» Short exercise: Of the lines in the listing, how many include the string "this"? Write the number and nothing else.

» Data listing:
════════════════════

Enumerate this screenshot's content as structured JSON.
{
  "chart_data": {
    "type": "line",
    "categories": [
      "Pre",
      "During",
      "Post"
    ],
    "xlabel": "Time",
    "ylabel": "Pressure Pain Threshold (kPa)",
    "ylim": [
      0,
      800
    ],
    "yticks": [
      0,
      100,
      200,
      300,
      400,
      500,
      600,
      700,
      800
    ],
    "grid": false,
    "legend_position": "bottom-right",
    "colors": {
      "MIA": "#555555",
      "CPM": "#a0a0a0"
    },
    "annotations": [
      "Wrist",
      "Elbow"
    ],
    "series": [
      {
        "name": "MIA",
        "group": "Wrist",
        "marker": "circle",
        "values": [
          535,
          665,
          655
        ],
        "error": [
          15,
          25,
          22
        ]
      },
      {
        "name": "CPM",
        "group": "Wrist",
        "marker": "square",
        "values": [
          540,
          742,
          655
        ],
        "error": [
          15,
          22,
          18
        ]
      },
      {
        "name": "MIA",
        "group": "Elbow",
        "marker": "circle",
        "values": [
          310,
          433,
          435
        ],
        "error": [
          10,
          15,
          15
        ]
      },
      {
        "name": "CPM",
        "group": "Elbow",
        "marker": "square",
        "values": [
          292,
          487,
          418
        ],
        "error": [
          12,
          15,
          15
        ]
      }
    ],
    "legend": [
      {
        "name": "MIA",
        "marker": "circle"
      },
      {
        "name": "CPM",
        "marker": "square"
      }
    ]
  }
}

════════════════════

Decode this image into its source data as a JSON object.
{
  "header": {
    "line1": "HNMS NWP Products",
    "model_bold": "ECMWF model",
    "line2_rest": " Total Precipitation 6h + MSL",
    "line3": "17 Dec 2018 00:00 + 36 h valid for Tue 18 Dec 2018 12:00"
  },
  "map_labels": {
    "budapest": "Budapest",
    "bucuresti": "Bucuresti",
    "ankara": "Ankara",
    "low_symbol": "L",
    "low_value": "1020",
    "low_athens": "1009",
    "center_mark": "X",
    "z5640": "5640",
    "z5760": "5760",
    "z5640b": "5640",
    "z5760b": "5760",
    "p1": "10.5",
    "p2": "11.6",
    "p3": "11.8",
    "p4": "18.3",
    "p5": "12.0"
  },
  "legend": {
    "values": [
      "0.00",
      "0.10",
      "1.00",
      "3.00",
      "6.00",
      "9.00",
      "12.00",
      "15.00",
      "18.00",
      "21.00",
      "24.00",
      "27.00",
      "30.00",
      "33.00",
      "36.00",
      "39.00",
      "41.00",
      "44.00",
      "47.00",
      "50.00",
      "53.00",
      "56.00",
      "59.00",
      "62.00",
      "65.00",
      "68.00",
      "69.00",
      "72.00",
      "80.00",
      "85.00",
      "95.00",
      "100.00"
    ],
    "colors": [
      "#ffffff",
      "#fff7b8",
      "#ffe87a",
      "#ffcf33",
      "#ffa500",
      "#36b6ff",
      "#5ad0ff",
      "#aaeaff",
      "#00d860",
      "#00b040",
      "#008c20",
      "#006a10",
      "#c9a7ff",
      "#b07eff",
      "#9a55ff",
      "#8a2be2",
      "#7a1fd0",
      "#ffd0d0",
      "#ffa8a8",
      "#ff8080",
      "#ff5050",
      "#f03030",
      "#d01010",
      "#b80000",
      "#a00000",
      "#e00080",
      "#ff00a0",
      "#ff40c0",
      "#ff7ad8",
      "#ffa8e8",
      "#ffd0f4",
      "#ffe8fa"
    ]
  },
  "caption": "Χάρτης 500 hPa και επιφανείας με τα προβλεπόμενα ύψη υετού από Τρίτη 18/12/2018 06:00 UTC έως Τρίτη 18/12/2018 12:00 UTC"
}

════════════════════

» Output below: 2